→ Exercise requirements: Omit every image, and transcribe the remaining entries exactly as given.

++++ Data section

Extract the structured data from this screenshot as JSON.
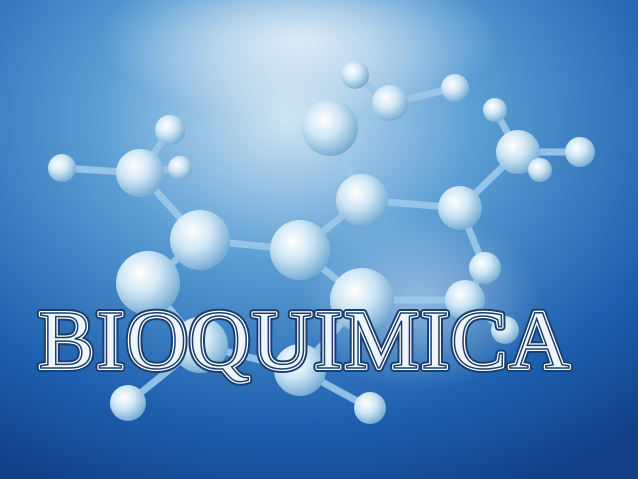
{
  "title": "BIOQUIMICA"
}
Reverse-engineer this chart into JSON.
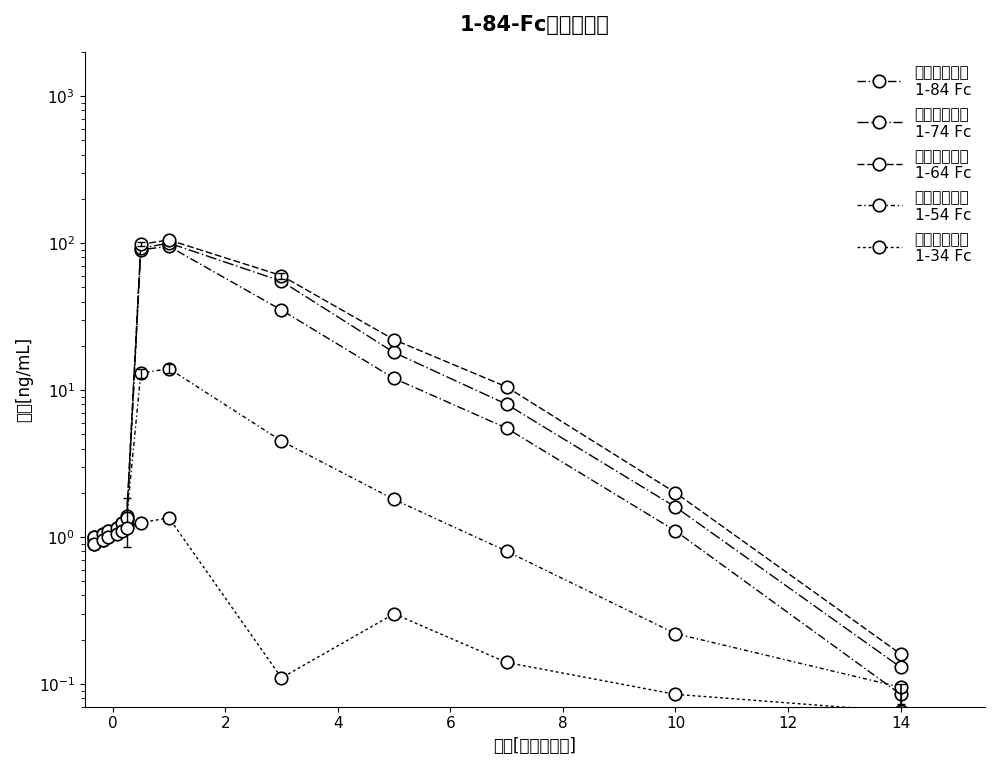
{
  "title": "1-84-Fc截短突变体",
  "xlabel": "时间[给药后天数]",
  "ylabel": "浓度[ng/mL]",
  "xlim": [
    -0.5,
    15.5
  ],
  "ylim": [
    0.07,
    2000
  ],
  "xticks": [
    0,
    2,
    4,
    6,
    8,
    10,
    12,
    14
  ],
  "background_color": "#ffffff",
  "series": [
    {
      "label": "甲状旁腺激素\n1-84 Fc",
      "linestyle": "-.",
      "dashes": [
        6,
        2,
        1,
        2
      ],
      "x": [
        -0.33,
        -0.17,
        -0.08,
        0.08,
        0.17,
        0.25,
        0.5,
        1.0,
        3.0,
        5.0,
        7.0,
        10.0,
        14.0
      ],
      "y": [
        0.9,
        0.95,
        1.0,
        1.1,
        1.15,
        1.2,
        90,
        95,
        35,
        12,
        5.5,
        1.1,
        0.085
      ],
      "yerr_idx": 12,
      "yerr_val": 0.012
    },
    {
      "label": "甲状旁腺激素\n1-74 Fc",
      "linestyle": "--",
      "dashes": [
        8,
        2,
        1,
        2
      ],
      "x": [
        -0.33,
        -0.17,
        -0.08,
        0.08,
        0.17,
        0.25,
        0.5,
        1.0,
        3.0,
        5.0,
        7.0,
        10.0,
        14.0
      ],
      "y": [
        0.95,
        1.0,
        1.05,
        1.1,
        1.2,
        1.3,
        92,
        100,
        55,
        18,
        8.0,
        1.6,
        0.13
      ],
      "yerr_idx": -1,
      "yerr_val": 0
    },
    {
      "label": "甲状旁腺激素\n1-64 Fc",
      "linestyle": "-",
      "dashes": [
        5,
        2
      ],
      "x": [
        -0.33,
        -0.17,
        -0.08,
        0.08,
        0.17,
        0.25,
        0.5,
        1.0,
        3.0,
        5.0,
        7.0,
        10.0,
        14.0
      ],
      "y": [
        1.0,
        1.05,
        1.1,
        1.15,
        1.25,
        1.4,
        98,
        105,
        60,
        22,
        10.5,
        2.0,
        0.16
      ],
      "yerr_idx": 6,
      "yerr_val": 3.0
    },
    {
      "label": "甲状旁腺激素\n1-54 Fc",
      "linestyle": "-.",
      "dashes": [
        3,
        2,
        1,
        2
      ],
      "x": [
        -0.33,
        -0.17,
        -0.08,
        0.08,
        0.17,
        0.25,
        0.5,
        1.0,
        3.0,
        5.0,
        7.0,
        10.0,
        14.0
      ],
      "y": [
        1.0,
        1.05,
        1.1,
        1.15,
        1.25,
        1.35,
        13,
        14,
        4.5,
        1.8,
        0.8,
        0.22,
        0.095
      ],
      "yerr_idx": 5,
      "yerr_val": 0.5
    },
    {
      "label": "甲状旁腺激素\n1-34 Fc",
      "linestyle": "--",
      "dashes": [
        2,
        2
      ],
      "x": [
        -0.33,
        -0.17,
        -0.08,
        0.08,
        0.17,
        0.25,
        0.5,
        1.0,
        3.0,
        5.0,
        7.0,
        10.0,
        14.0
      ],
      "y": [
        0.9,
        0.95,
        1.0,
        1.05,
        1.1,
        1.15,
        1.25,
        1.35,
        0.11,
        0.3,
        0.14,
        0.085,
        0.065
      ],
      "yerr_idx": -1,
      "yerr_val": 0
    }
  ],
  "legend_fontsize": 11,
  "title_fontsize": 15,
  "axis_fontsize": 12,
  "tick_fontsize": 11,
  "marker_size": 9
}
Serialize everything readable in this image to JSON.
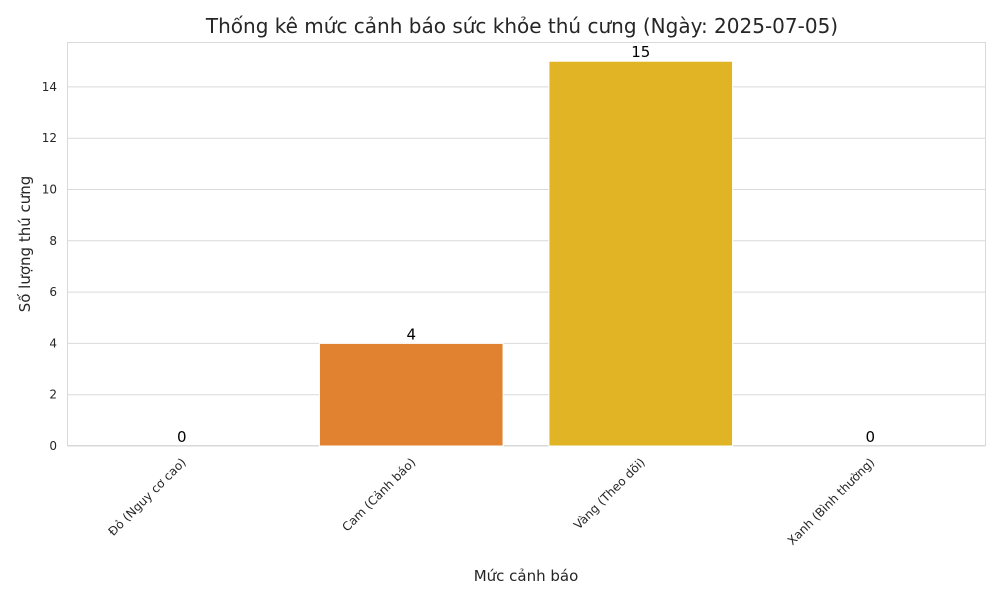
{
  "chart_data": {
    "type": "bar",
    "title": "Thống kê mức cảnh báo sức khỏe thú cưng (Ngày: 2025-07-05)",
    "xlabel": "Mức cảnh báo",
    "ylabel": "Số lượng thú cưng",
    "categories": [
      "Đỏ (Nguy cơ cao)",
      "Cam (Cảnh báo)",
      "Vàng (Theo dõi)",
      "Xanh (Bình thường)"
    ],
    "values": [
      0,
      4,
      15,
      0
    ],
    "colors": [
      "#d9342b",
      "#e0822f",
      "#e0b425",
      "#3a9b3a"
    ],
    "ylim": [
      0,
      15.75
    ],
    "yticks": [
      0,
      2,
      4,
      6,
      8,
      10,
      12,
      14
    ],
    "grid": true,
    "legend": "none"
  }
}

++++++++

→ Finished answer:
Extract the structured data from this screenshot as JSON.
{
  "title": "BIOQUIMICA"
}
Reverse-engineer this chart into JSON.
{
  "title": "1-84-Fc截短突变体",
  "xlabel": "时间[给药后天数]",
  "ylabel": "浓度[ng/mL]",
  "xlim": [
    -0.5,
    15.5
  ],
  "ylim": [
    0.07,
    2000
  ],
  "xticks": [
    0,
    2,
    4,
    6,
    8,
    10,
    12,
    14
  ],
  "background_color": "#ffffff",
  "series": [
    {
      "label": "甲状旁腺激素\n1-84 Fc",
      "linestyle": "-.",
      "dashes": [
        6,
        2,
        1,
        2
      ],
      "x": [
        -0.33,
        -0.17,
        -0.08,
        0.08,
        0.17,
        0.25,
        0.5,
        1.0,
        3.0,
        5.0,
        7.0,
        10.0,
        14.0
      ],
      "y": [
        0.9,
        0.95,
        1.0,
        1.1,
        1.15,
        1.2,
        90,
        95,
        35,
        12,
        5.5,
        1.1,
        0.085
      ],
      "yerr_idx": 12,
      "yerr_val": 0.012
    },
    {
      "label": "甲状旁腺激素\n1-74 Fc",
      "linestyle": "--",
      "dashes": [
        8,
        2,
        1,
        2
      ],
      "x": [
        -0.33,
        -0.17,
        -0.08,
        0.08,
        0.17,
        0.25,
        0.5,
        1.0,
        3.0,
        5.0,
        7.0,
        10.0,
        14.0
      ],
      "y": [
        0.95,
        1.0,
        1.05,
        1.1,
        1.2,
        1.3,
        92,
        100,
        55,
        18,
        8.0,
        1.6,
        0.13
      ],
      "yerr_idx": -1,
      "yerr_val": 0
    },
    {
      "label": "甲状旁腺激素\n1-64 Fc",
      "linestyle": "-",
      "dashes": [
        5,
        2
      ],
      "x": [
        -0.33,
        -0.17,
        -0.08,
        0.08,
        0.17,
        0.25,
        0.5,
        1.0,
        3.0,
        5.0,
        7.0,
        10.0,
        14.0
      ],
      "y": [
        1.0,
        1.05,
        1.1,
        1.15,
        1.25,
        1.4,
        98,
        105,
        60,
        22,
        10.5,
        2.0,
        0.16
      ],
      "yerr_idx": 6,
      "yerr_val": 3.0
    },
    {
      "label": "甲状旁腺激素\n1-54 Fc",
      "linestyle": "-.",
      "dashes": [
        3,
        2,
        1,
        2
      ],
      "x": [
        -0.33,
        -0.17,
        -0.08,
        0.08,
        0.17,
        0.25,
        0.5,
        1.0,
        3.0,
        5.0,
        7.0,
        10.0,
        14.0
      ],
      "y": [
        1.0,
        1.05,
        1.1,
        1.15,
        1.25,
        1.35,
        13,
        14,
        4.5,
        1.8,
        0.8,
        0.22,
        0.095
      ],
      "yerr_idx": 5,
      "yerr_val": 0.5
    },
    {
      "label": "甲状旁腺激素\n1-34 Fc",
      "linestyle": "--",
      "dashes": [
        2,
        2
      ],
      "x": [
        -0.33,
        -0.17,
        -0.08,
        0.08,
        0.17,
        0.25,
        0.5,
        1.0,
        3.0,
        5.0,
        7.0,
        10.0,
        14.0
      ],
      "y": [
        0.9,
        0.95,
        1.0,
        1.05,
        1.1,
        1.15,
        1.25,
        1.35,
        0.11,
        0.3,
        0.14,
        0.085,
        0.065
      ],
      "yerr_idx": -1,
      "yerr_val": 0
    }
  ],
  "legend_fontsize": 11,
  "title_fontsize": 15,
  "axis_fontsize": 12,
  "tick_fontsize": 11,
  "marker_size": 9
}
Serialize everything readable in this image to JSON.
{
  "chart_data": {
    "type": "bar",
    "title": "Thống kê mức cảnh báo sức khỏe thú cưng (Ngày: 2025-07-05)",
    "xlabel": "Mức cảnh báo",
    "ylabel": "Số lượng thú cưng",
    "categories": [
      "Đỏ (Nguy cơ cao)",
      "Cam (Cảnh báo)",
      "Vàng (Theo dõi)",
      "Xanh (Bình thường)"
    ],
    "values": [
      0,
      4,
      15,
      0
    ],
    "colors": [
      "#d9342b",
      "#e0822f",
      "#e0b425",
      "#3a9b3a"
    ],
    "ylim": [
      0,
      15.75
    ],
    "yticks": [
      0,
      2,
      4,
      6,
      8,
      10,
      12,
      14
    ],
    "grid": true,
    "legend": "none"
  }
}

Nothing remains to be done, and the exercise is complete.